_Task instructions_
Find out how many lines of the material contain the string "ylabel" and give only that figure.

***

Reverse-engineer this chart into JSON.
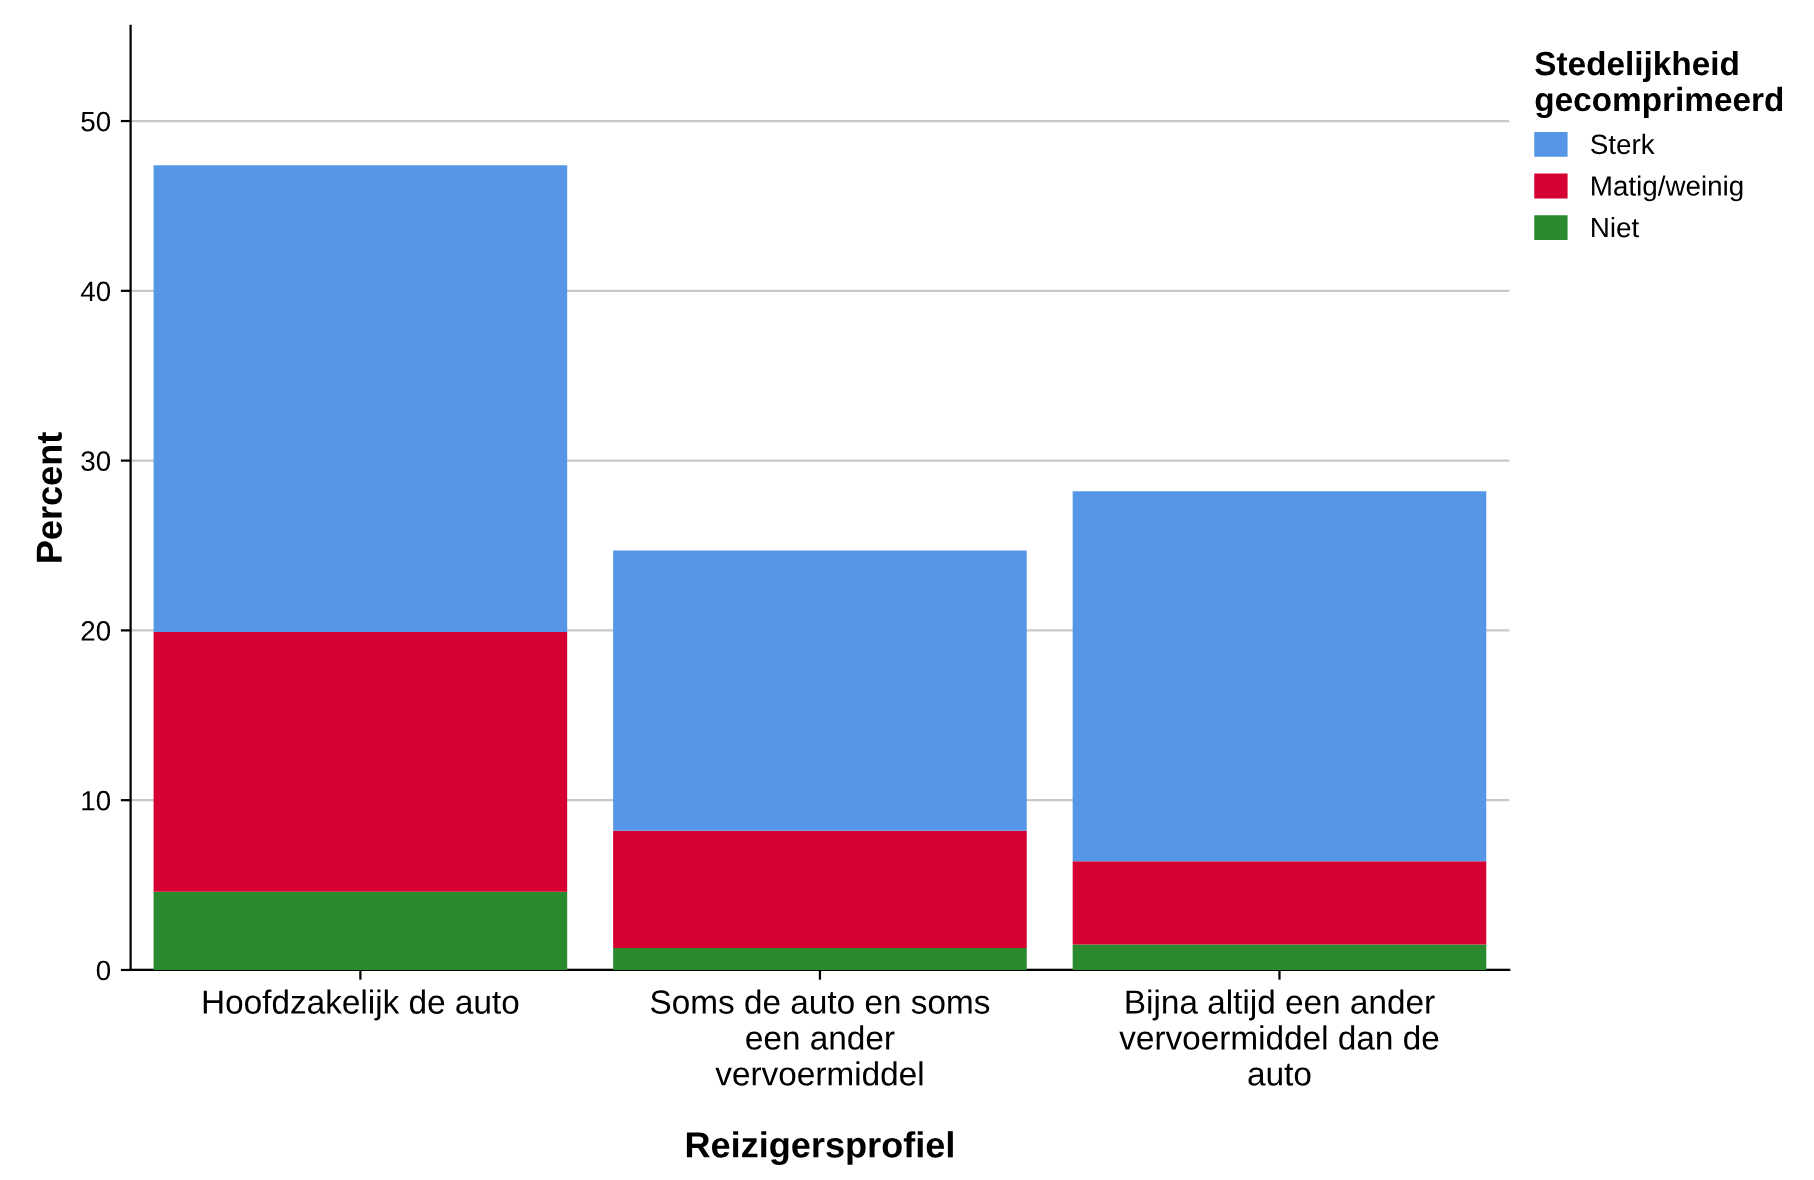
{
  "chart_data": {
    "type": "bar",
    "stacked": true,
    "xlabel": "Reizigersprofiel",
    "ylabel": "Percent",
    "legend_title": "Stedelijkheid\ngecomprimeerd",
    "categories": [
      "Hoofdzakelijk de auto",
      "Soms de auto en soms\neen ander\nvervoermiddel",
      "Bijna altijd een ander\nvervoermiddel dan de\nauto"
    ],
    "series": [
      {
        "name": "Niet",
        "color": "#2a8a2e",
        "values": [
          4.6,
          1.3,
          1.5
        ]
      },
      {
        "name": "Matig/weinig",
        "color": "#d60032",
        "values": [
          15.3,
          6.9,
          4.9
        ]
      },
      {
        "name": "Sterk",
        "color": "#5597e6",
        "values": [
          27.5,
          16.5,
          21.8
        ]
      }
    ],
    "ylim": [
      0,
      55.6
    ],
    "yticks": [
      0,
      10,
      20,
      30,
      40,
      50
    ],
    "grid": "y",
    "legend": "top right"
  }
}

***

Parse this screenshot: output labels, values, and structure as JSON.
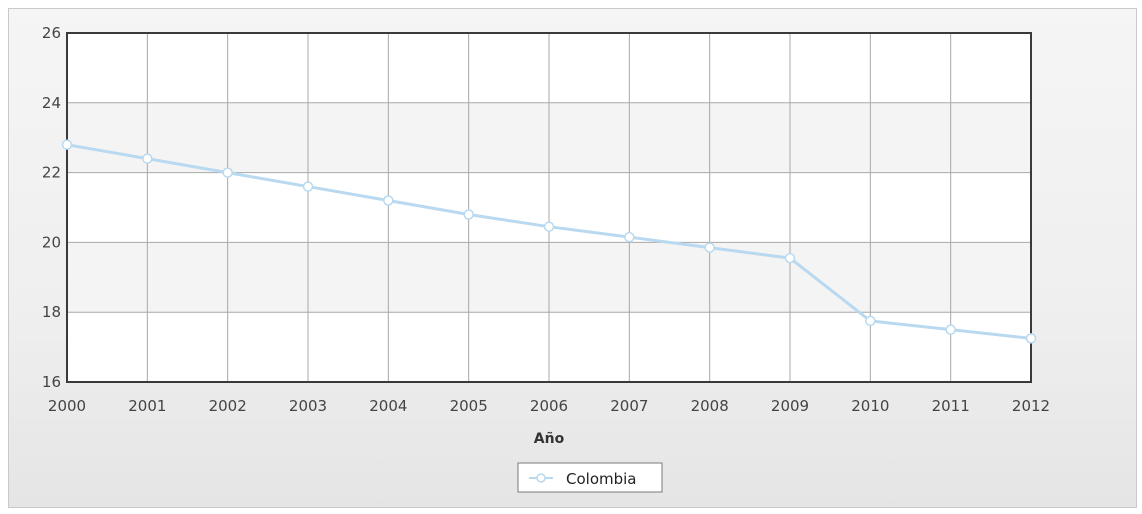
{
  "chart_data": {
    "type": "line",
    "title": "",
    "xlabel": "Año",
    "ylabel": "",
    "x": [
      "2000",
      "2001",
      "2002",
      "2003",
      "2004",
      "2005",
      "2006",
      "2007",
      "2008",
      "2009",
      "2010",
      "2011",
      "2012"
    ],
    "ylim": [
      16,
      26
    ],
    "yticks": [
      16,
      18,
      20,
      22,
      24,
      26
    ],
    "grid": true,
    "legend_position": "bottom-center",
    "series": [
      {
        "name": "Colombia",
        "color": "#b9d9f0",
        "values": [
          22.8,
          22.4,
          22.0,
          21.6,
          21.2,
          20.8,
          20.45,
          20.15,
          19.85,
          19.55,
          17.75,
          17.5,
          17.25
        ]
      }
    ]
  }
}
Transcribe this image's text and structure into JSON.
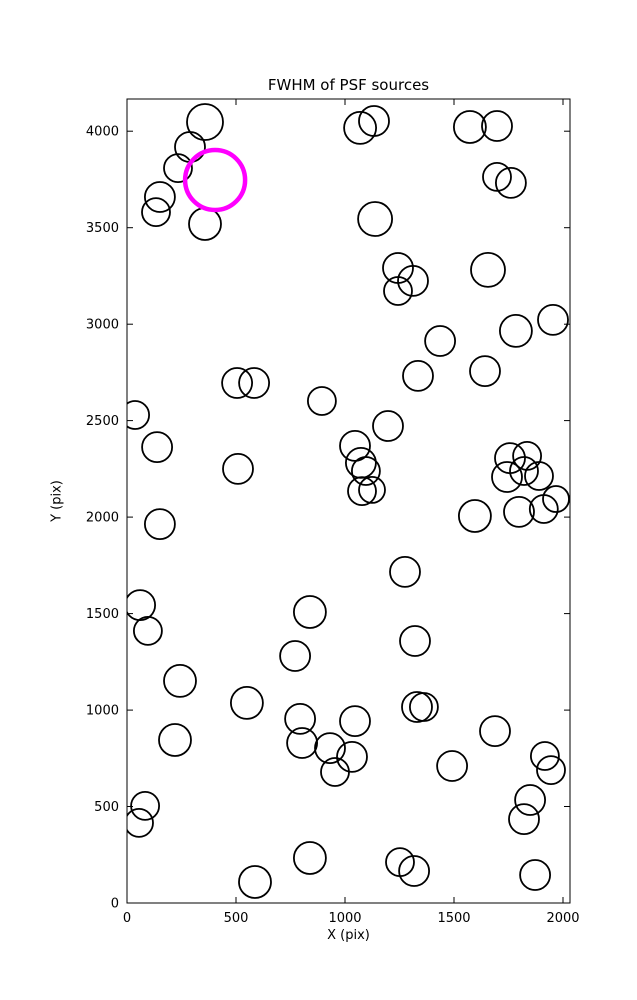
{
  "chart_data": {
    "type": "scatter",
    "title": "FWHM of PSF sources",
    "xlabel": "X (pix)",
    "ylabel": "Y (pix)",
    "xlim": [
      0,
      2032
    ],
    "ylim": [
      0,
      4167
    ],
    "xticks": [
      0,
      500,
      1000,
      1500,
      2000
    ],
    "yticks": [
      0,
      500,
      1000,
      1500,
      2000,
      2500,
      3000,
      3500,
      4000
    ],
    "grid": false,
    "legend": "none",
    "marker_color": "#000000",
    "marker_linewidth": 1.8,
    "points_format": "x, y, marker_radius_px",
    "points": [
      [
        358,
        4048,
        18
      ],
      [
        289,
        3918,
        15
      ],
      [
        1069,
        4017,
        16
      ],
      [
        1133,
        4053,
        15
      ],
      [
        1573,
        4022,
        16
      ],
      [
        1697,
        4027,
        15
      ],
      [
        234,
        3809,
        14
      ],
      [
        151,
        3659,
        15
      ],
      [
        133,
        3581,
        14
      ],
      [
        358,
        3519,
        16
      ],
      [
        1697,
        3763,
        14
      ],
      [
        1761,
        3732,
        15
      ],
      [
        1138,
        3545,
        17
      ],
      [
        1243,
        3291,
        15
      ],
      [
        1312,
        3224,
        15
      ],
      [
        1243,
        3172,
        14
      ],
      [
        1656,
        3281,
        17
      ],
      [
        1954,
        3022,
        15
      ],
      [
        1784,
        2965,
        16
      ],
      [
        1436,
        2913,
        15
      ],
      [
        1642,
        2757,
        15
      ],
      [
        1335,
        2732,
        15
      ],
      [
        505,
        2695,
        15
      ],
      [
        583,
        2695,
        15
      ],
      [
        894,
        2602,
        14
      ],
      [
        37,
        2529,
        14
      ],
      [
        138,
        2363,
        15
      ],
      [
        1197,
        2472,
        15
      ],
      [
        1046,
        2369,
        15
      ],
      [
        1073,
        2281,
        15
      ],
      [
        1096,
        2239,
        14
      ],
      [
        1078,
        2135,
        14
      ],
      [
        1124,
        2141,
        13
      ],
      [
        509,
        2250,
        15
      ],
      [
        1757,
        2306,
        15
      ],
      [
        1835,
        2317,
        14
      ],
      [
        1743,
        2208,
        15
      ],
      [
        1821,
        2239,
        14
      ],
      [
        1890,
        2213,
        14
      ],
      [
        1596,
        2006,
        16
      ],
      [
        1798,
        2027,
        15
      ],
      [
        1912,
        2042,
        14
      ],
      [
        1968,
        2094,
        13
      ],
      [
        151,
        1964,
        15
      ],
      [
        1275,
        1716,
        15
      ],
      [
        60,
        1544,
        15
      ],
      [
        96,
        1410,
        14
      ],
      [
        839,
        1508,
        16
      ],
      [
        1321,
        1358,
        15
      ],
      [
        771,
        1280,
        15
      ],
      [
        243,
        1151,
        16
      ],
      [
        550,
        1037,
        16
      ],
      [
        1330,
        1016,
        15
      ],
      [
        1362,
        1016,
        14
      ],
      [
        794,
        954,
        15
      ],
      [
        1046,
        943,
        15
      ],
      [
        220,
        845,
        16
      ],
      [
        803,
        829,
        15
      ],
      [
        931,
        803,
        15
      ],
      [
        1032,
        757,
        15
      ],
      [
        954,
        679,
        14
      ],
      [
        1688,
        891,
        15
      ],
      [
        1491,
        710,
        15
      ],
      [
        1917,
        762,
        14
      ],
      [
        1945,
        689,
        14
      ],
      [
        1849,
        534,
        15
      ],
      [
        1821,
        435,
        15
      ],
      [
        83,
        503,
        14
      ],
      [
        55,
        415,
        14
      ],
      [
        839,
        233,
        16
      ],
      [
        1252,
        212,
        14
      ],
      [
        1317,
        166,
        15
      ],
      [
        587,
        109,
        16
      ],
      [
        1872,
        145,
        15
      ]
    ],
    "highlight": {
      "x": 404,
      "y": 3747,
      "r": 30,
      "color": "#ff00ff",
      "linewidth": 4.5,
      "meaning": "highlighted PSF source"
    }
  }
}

***

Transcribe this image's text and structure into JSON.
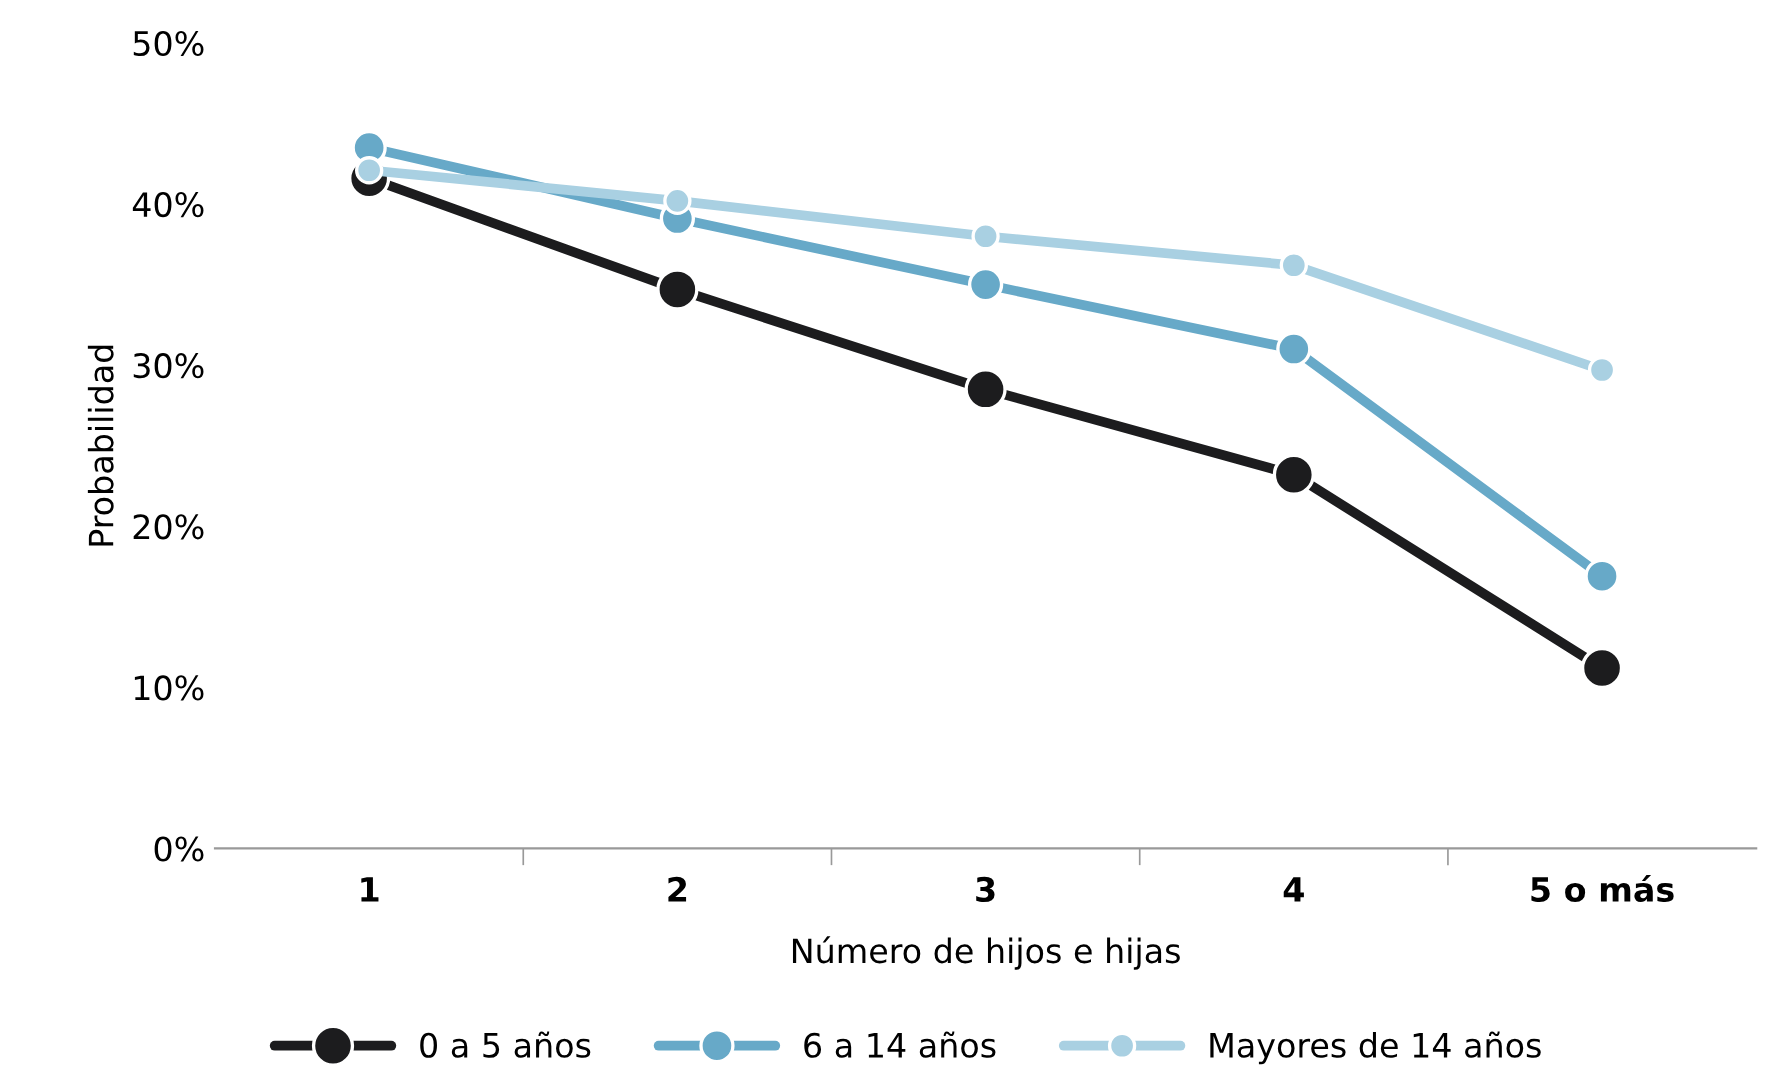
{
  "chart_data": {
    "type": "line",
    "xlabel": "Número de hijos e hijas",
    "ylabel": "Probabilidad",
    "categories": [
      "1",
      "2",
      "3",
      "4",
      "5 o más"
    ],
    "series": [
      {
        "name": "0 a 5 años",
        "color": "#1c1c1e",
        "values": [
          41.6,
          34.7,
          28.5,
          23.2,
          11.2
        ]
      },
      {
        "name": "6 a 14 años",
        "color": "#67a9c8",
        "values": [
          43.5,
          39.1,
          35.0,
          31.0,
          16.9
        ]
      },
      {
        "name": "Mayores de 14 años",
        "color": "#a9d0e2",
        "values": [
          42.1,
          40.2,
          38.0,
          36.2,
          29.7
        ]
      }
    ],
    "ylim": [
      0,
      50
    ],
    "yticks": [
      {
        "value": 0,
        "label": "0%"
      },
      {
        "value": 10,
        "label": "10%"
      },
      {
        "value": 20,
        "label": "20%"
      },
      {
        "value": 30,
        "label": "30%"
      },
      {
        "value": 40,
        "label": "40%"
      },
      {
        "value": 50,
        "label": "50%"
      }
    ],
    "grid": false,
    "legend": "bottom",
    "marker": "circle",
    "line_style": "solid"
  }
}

***

_Response_
4